— What to work on —
In the entries below, how many lines hold the string "name"? Give only the number.

— Given records —
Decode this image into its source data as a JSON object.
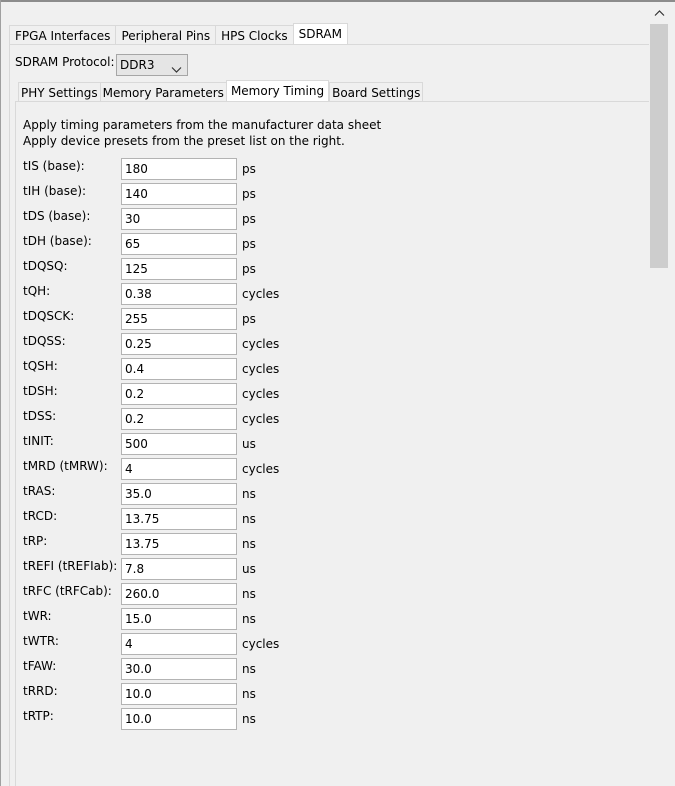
{
  "outer_tabs": [
    "FPGA Interfaces",
    "Peripheral Pins",
    "HPS Clocks",
    "SDRAM"
  ],
  "outer_active": 3,
  "protocol": {
    "label": "SDRAM Protocol:",
    "value": "DDR3"
  },
  "inner_tabs": [
    "PHY Settings",
    "Memory Parameters",
    "Memory Timing",
    "Board Settings"
  ],
  "inner_active": 2,
  "description": {
    "line1": "Apply timing parameters from the manufacturer data sheet",
    "line2": "Apply device presets from the preset list on the right."
  },
  "params": [
    {
      "label": "tIS (base):",
      "value": "180",
      "unit": "ps"
    },
    {
      "label": "tIH (base):",
      "value": "140",
      "unit": "ps"
    },
    {
      "label": "tDS (base):",
      "value": "30",
      "unit": "ps"
    },
    {
      "label": "tDH (base):",
      "value": "65",
      "unit": "ps"
    },
    {
      "label": "tDQSQ:",
      "value": "125",
      "unit": "ps"
    },
    {
      "label": "tQH:",
      "value": "0.38",
      "unit": "cycles"
    },
    {
      "label": "tDQSCK:",
      "value": "255",
      "unit": "ps"
    },
    {
      "label": "tDQSS:",
      "value": "0.25",
      "unit": "cycles"
    },
    {
      "label": "tQSH:",
      "value": "0.4",
      "unit": "cycles"
    },
    {
      "label": "tDSH:",
      "value": "0.2",
      "unit": "cycles"
    },
    {
      "label": "tDSS:",
      "value": "0.2",
      "unit": "cycles"
    },
    {
      "label": "tINIT:",
      "value": "500",
      "unit": "us"
    },
    {
      "label": "tMRD (tMRW):",
      "value": "4",
      "unit": "cycles"
    },
    {
      "label": "tRAS:",
      "value": "35.0",
      "unit": "ns"
    },
    {
      "label": "tRCD:",
      "value": "13.75",
      "unit": "ns"
    },
    {
      "label": "tRP:",
      "value": "13.75",
      "unit": "ns"
    },
    {
      "label": "tREFI (tREFIab):",
      "value": "7.8",
      "unit": "us"
    },
    {
      "label": "tRFC (tRFCab):",
      "value": "260.0",
      "unit": "ns"
    },
    {
      "label": "tWR:",
      "value": "15.0",
      "unit": "ns"
    },
    {
      "label": "tWTR:",
      "value": "4",
      "unit": "cycles"
    },
    {
      "label": "tFAW:",
      "value": "30.0",
      "unit": "ns"
    },
    {
      "label": "tRRD:",
      "value": "10.0",
      "unit": "ns"
    },
    {
      "label": "tRTP:",
      "value": "10.0",
      "unit": "ns"
    }
  ]
}
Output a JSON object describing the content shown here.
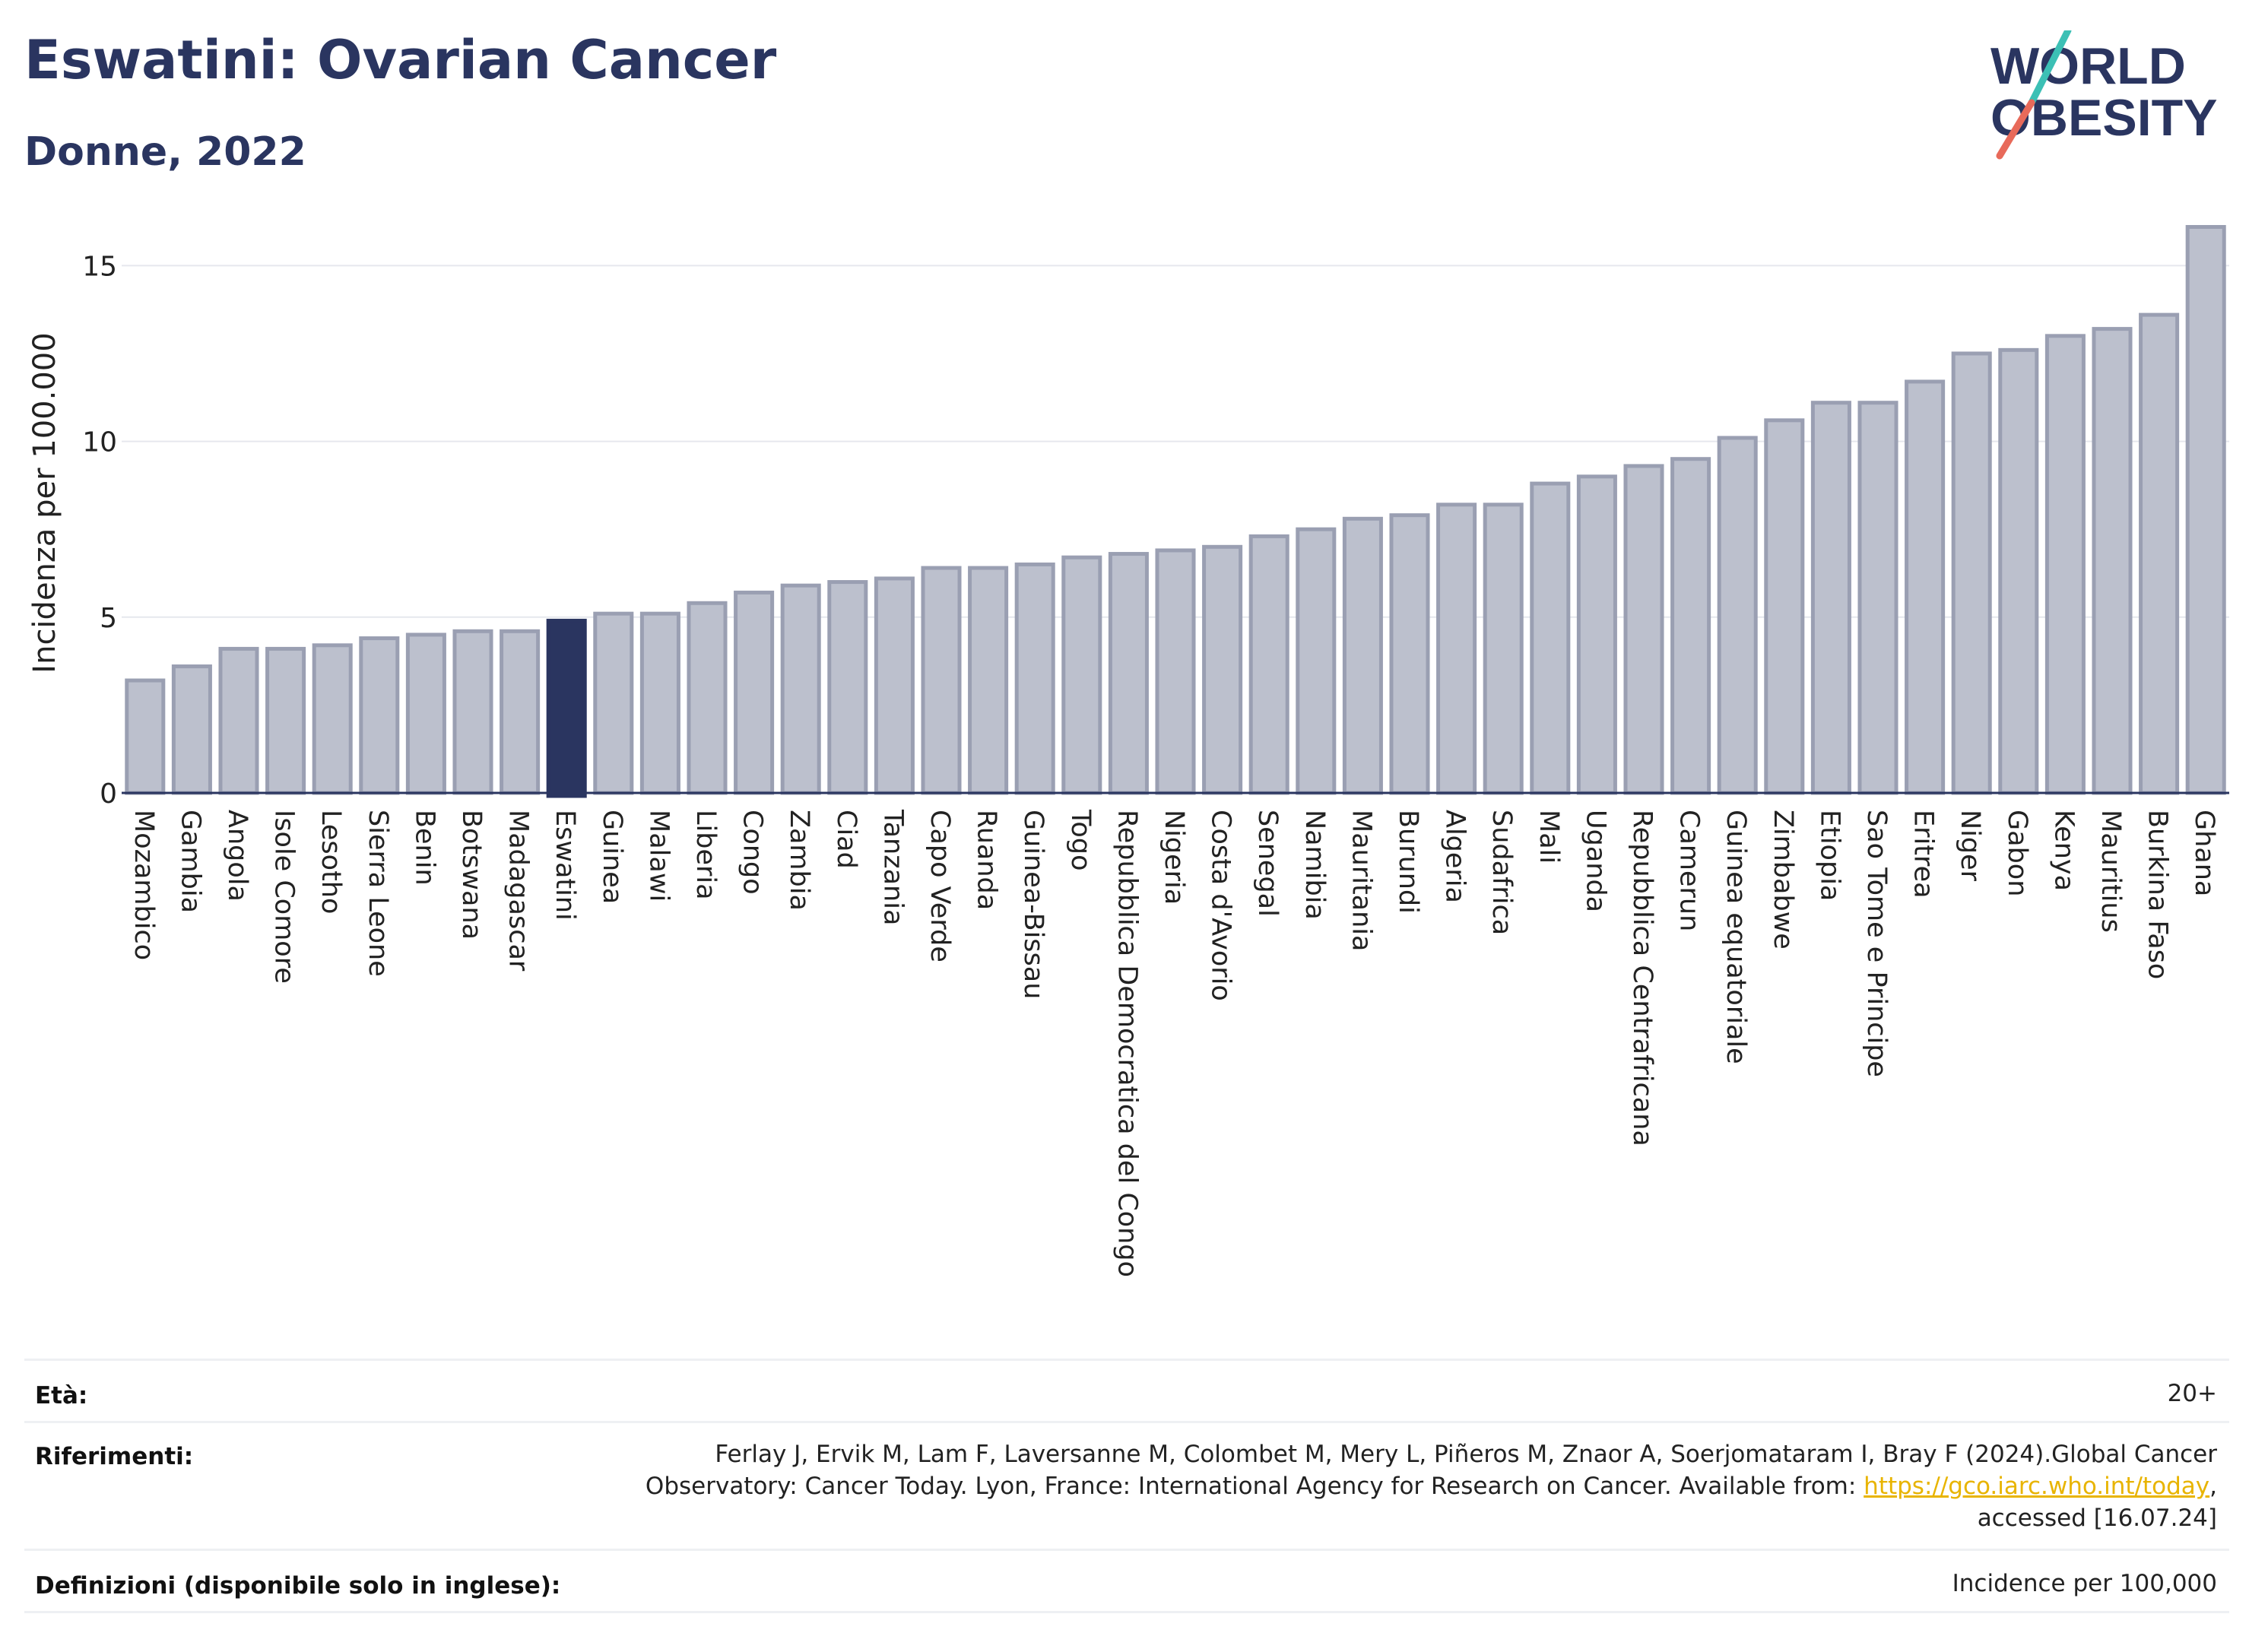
{
  "header": {
    "title": "Eswatini: Ovarian Cancer",
    "subtitle": "Donne, 2022",
    "logo_line1": "WORLD",
    "logo_line2": "OBESITY"
  },
  "colors": {
    "navy": "#2a3560",
    "bar_fill": "#bcc0cd",
    "bar_stroke": "#9a9fb2",
    "highlight": "#2a3560",
    "logo_teal": "#3cc0b5",
    "logo_coral": "#e86a5a",
    "link": "#e8b400"
  },
  "chart_data": {
    "type": "bar",
    "ylabel": "Incidenza per 100.000",
    "xlabel": "",
    "ylim": [
      0,
      16.5
    ],
    "yticks": [
      0,
      5,
      10,
      15
    ],
    "highlight": "Eswatini",
    "grid": true,
    "categories": [
      "Mozambico",
      "Gambia",
      "Angola",
      "Isole Comore",
      "Lesotho",
      "Sierra Leone",
      "Benin",
      "Botswana",
      "Madagascar",
      "Eswatini",
      "Guinea",
      "Malawi",
      "Liberia",
      "Congo",
      "Zambia",
      "Ciad",
      "Tanzania",
      "Capo Verde",
      "Ruanda",
      "Guinea-Bissau",
      "Togo",
      "Repubblica Democratica del Congo",
      "Nigeria",
      "Costa d'Avorio",
      "Senegal",
      "Namibia",
      "Mauritania",
      "Burundi",
      "Algeria",
      "Sudafrica",
      "Mali",
      "Uganda",
      "Repubblica Centrafricana",
      "Camerun",
      "Guinea equatoriale",
      "Zimbabwe",
      "Etiopia",
      "Sao Tome e Principe",
      "Eritrea",
      "Niger",
      "Gabon",
      "Kenya",
      "Mauritius",
      "Burkina Faso",
      "Ghana"
    ],
    "values": [
      3.2,
      3.6,
      4.1,
      4.1,
      4.2,
      4.4,
      4.5,
      4.6,
      4.6,
      4.9,
      5.1,
      5.1,
      5.4,
      5.7,
      5.9,
      6.0,
      6.1,
      6.4,
      6.4,
      6.5,
      6.7,
      6.8,
      6.9,
      7.0,
      7.3,
      7.5,
      7.8,
      7.9,
      8.2,
      8.2,
      8.8,
      9.0,
      9.3,
      9.5,
      10.1,
      10.6,
      11.1,
      11.1,
      11.7,
      12.5,
      12.6,
      13.0,
      13.2,
      13.6,
      16.1
    ]
  },
  "footer": {
    "age_label": "Età:",
    "age_value": "20+",
    "ref_label": "Riferimenti:",
    "ref_line1": "Ferlay J, Ervik M, Lam F, Laversanne M, Colombet M, Mery L, Piñeros M, Znaor A, Soerjomataram I, Bray F (2024).Global Cancer",
    "ref_line2_pre": "Observatory: Cancer Today. Lyon, France: International Agency for Research on Cancer. Available from: ",
    "ref_link": "https://gco.iarc.who.int/today",
    "ref_line2_post": ",",
    "ref_line3": "accessed [16.07.24]",
    "def_label": "Definizioni (disponibile solo in inglese):",
    "def_value": "Incidence per 100,000"
  }
}
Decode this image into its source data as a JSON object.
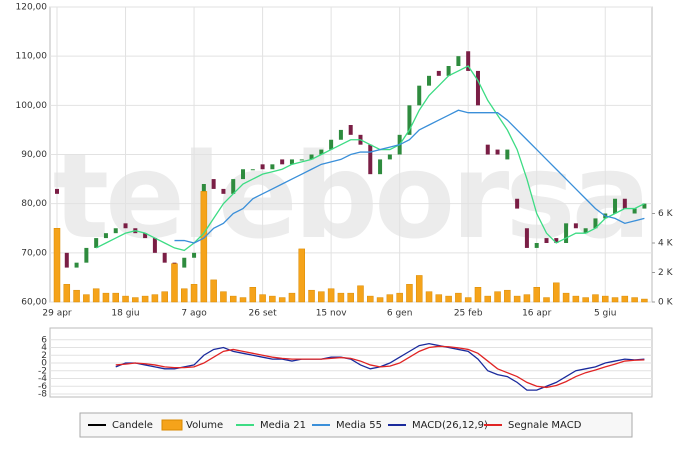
{
  "chart_data": [
    {
      "type": "candlestick",
      "watermark": "teleborsa",
      "categories": [
        "29 apr",
        null,
        null,
        null,
        null,
        null,
        null,
        "18 giu",
        null,
        null,
        null,
        null,
        null,
        null,
        "7 ago",
        null,
        null,
        null,
        null,
        null,
        null,
        "26 set",
        null,
        null,
        null,
        null,
        null,
        null,
        "15 nov",
        null,
        null,
        null,
        null,
        null,
        null,
        "6 gen",
        null,
        null,
        null,
        null,
        null,
        null,
        "25 feb",
        null,
        null,
        null,
        null,
        null,
        null,
        "16 apr",
        null,
        null,
        null,
        null,
        null,
        null,
        "5 giu",
        null,
        null,
        null,
        null
      ],
      "ylim": [
        60,
        120
      ],
      "yticks": [
        {
          "value": 60,
          "label": "60,00"
        },
        {
          "value": 70,
          "label": "70,00"
        },
        {
          "value": 80,
          "label": "80,00"
        },
        {
          "value": 90,
          "label": "90,00"
        },
        {
          "value": 100,
          "label": "100,00"
        },
        {
          "value": 110,
          "label": "110,00"
        },
        {
          "value": 120,
          "label": "120,00"
        }
      ],
      "y2lim": [
        0,
        20000
      ],
      "y2ticks": [
        {
          "value": 0,
          "label": "0 K"
        },
        {
          "value": 2000,
          "label": "2 K"
        },
        {
          "value": 4000,
          "label": "4 K"
        },
        {
          "value": 6000,
          "label": "6 K"
        }
      ],
      "grid": true,
      "series": [
        {
          "name": "Candele",
          "color": "#000000",
          "up_color": "#2e8b3e",
          "down_color": "#7a1e45",
          "open": [
            83,
            70,
            67,
            68,
            71,
            73,
            74,
            76,
            75,
            74,
            73,
            70,
            68,
            67,
            69,
            71,
            85,
            83,
            82,
            85,
            87,
            88,
            87,
            89,
            88,
            89,
            89,
            90,
            91,
            93,
            96,
            94,
            92,
            86,
            89,
            90,
            94,
            100,
            104,
            107,
            106,
            108,
            111,
            107,
            92,
            91,
            89,
            81,
            75,
            71,
            73,
            73,
            72,
            76,
            74,
            75,
            77,
            78,
            81,
            78,
            79
          ],
          "close": [
            82,
            67,
            68,
            71,
            73,
            74,
            75,
            75,
            74,
            73,
            70,
            68,
            67,
            69,
            70,
            84,
            83,
            82,
            85,
            87,
            87,
            87,
            88,
            88,
            89,
            89,
            90,
            91,
            93,
            95,
            94,
            92,
            86,
            89,
            90,
            94,
            100,
            104,
            106,
            106,
            108,
            110,
            107,
            100,
            90,
            90,
            91,
            79,
            71,
            72,
            72,
            72,
            76,
            75,
            75,
            77,
            78,
            81,
            79,
            79,
            80
          ]
        },
        {
          "name": "Volume",
          "color": "#f5a31a",
          "axis": "y2",
          "values": [
            5000,
            1200,
            800,
            500,
            900,
            600,
            600,
            400,
            300,
            400,
            500,
            700,
            2600,
            900,
            1200,
            7500,
            1500,
            700,
            400,
            300,
            1000,
            500,
            400,
            300,
            600,
            3600,
            800,
            700,
            900,
            600,
            600,
            1100,
            400,
            300,
            500,
            600,
            1200,
            1800,
            700,
            500,
            400,
            600,
            300,
            1000,
            400,
            700,
            800,
            400,
            500,
            1000,
            300,
            1300,
            600,
            400,
            300,
            500,
            400,
            300,
            400,
            300,
            200
          ]
        },
        {
          "name": "Media 21",
          "color": "#3ddc84",
          "values": [
            null,
            null,
            null,
            null,
            71,
            72,
            73,
            74,
            74.5,
            74,
            73,
            72,
            71,
            70.5,
            72,
            74,
            77,
            80,
            82,
            84,
            85,
            86,
            86.5,
            87,
            88,
            88.5,
            89,
            90,
            91,
            92,
            93,
            93,
            92,
            91,
            91,
            92,
            95,
            99,
            102,
            104,
            106,
            107,
            108,
            105,
            101,
            98,
            95,
            91,
            85,
            78,
            74,
            72,
            73,
            74,
            74,
            75,
            77,
            78,
            79,
            79,
            80
          ]
        },
        {
          "name": "Media 55",
          "color": "#3a8fd9",
          "values": [
            null,
            null,
            null,
            null,
            null,
            null,
            null,
            null,
            null,
            null,
            null,
            null,
            72.5,
            72.5,
            72,
            73,
            75,
            76,
            78,
            79,
            81,
            82,
            83,
            84,
            85,
            86,
            87,
            88,
            88.5,
            89,
            90,
            90.5,
            90.5,
            91,
            91.5,
            92,
            93,
            95,
            96,
            97,
            98,
            99,
            98.5,
            98.5,
            98.5,
            98.5,
            97,
            95,
            93,
            91,
            89,
            87,
            85,
            83,
            81,
            79,
            77.5,
            77,
            76,
            76.5,
            77
          ]
        }
      ]
    },
    {
      "type": "line",
      "categories": [
        null,
        null,
        null,
        null,
        null,
        null,
        null,
        null,
        null,
        null,
        null,
        null,
        null,
        null,
        null,
        null,
        null,
        null,
        null,
        null,
        null,
        null,
        null,
        null,
        null,
        null,
        null,
        null,
        null,
        null,
        null,
        null,
        null,
        null,
        null,
        null,
        null,
        null,
        null,
        null,
        null,
        null,
        null,
        null,
        null,
        null,
        null,
        null,
        null,
        null,
        null,
        null,
        null,
        null,
        null,
        null,
        null,
        null,
        null,
        null,
        null
      ],
      "ylim": [
        -8,
        8
      ],
      "yticks": [
        6,
        4,
        2,
        0,
        -2,
        -4,
        -6,
        -8
      ],
      "grid": true,
      "legend": "bottom",
      "series": [
        {
          "name": "MACD(26,12,9)",
          "color": "#1a2a9c",
          "values": [
            null,
            null,
            null,
            null,
            null,
            null,
            -1,
            0,
            0,
            -0.5,
            -1,
            -1.5,
            -1.5,
            -1,
            -0.5,
            2,
            3.5,
            4,
            3,
            2.5,
            2,
            1.5,
            1,
            1,
            0.5,
            1,
            1,
            1,
            1.5,
            1.5,
            1,
            -0.5,
            -1.5,
            -1,
            0,
            1.5,
            3,
            4.5,
            5,
            4.5,
            4,
            3.5,
            3,
            1,
            -2,
            -3,
            -3.5,
            -5,
            -7,
            -7,
            -6,
            -5,
            -3.5,
            -2,
            -1.5,
            -1,
            0,
            0.5,
            1,
            0.8,
            1
          ]
        },
        {
          "name": "Segnale MACD",
          "color": "#e02424",
          "values": [
            null,
            null,
            null,
            null,
            null,
            null,
            -0.5,
            -0.3,
            0,
            -0.2,
            -0.5,
            -1,
            -1.2,
            -1.2,
            -1,
            0,
            1.5,
            3,
            3.5,
            3,
            2.5,
            2,
            1.5,
            1.2,
            1,
            1,
            1,
            1,
            1.2,
            1.4,
            1.2,
            0.5,
            -0.5,
            -1,
            -0.8,
            0,
            1.5,
            3,
            4,
            4.3,
            4.2,
            3.9,
            3.5,
            2.5,
            0.5,
            -1.5,
            -2.5,
            -3.5,
            -5,
            -6,
            -6.3,
            -5.8,
            -4.8,
            -3.5,
            -2.5,
            -1.8,
            -1,
            -0.3,
            0.5,
            0.7,
            0.8
          ]
        }
      ]
    }
  ]
}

— Result —
6